(Data extracted from a collection)
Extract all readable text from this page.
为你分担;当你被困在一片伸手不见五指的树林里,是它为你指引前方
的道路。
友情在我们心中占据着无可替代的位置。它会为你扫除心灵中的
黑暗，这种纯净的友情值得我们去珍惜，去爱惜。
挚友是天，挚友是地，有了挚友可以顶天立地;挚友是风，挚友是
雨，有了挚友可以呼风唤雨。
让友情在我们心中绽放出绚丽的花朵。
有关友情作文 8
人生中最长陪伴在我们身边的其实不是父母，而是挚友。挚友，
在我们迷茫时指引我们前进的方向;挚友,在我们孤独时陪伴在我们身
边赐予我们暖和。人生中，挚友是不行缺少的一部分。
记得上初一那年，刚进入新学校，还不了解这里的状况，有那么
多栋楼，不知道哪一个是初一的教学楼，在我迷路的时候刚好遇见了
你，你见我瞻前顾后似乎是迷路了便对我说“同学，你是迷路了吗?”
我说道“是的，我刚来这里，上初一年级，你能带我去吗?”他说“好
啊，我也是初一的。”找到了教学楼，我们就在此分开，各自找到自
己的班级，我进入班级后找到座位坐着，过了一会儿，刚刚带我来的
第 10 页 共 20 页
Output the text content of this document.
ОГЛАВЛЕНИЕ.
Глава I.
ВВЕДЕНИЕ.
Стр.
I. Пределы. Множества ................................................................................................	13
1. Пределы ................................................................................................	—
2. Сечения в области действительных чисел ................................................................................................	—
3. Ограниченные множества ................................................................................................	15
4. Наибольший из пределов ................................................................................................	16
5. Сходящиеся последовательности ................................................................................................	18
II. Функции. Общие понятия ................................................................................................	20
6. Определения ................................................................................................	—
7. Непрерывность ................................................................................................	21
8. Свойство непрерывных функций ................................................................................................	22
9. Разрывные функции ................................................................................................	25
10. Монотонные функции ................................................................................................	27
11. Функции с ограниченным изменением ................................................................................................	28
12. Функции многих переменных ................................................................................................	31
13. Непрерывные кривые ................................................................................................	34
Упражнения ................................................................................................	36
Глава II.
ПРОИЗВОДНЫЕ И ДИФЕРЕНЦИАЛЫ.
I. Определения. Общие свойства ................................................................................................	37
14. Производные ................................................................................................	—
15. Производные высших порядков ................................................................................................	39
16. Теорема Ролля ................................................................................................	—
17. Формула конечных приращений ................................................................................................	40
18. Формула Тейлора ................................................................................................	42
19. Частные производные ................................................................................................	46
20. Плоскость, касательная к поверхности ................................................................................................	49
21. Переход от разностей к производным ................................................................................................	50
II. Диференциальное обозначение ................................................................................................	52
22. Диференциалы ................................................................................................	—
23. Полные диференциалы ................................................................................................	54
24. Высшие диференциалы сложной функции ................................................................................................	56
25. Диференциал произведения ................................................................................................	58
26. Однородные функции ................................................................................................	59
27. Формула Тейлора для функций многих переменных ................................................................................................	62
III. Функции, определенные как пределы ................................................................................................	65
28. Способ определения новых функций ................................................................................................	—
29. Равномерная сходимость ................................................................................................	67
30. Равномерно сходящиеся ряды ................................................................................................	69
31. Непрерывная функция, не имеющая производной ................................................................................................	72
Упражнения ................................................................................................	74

§ Your task: The required answer is a single number: the count of lines in the entries that hold the string "Общие".

§ Response to this exercise: 2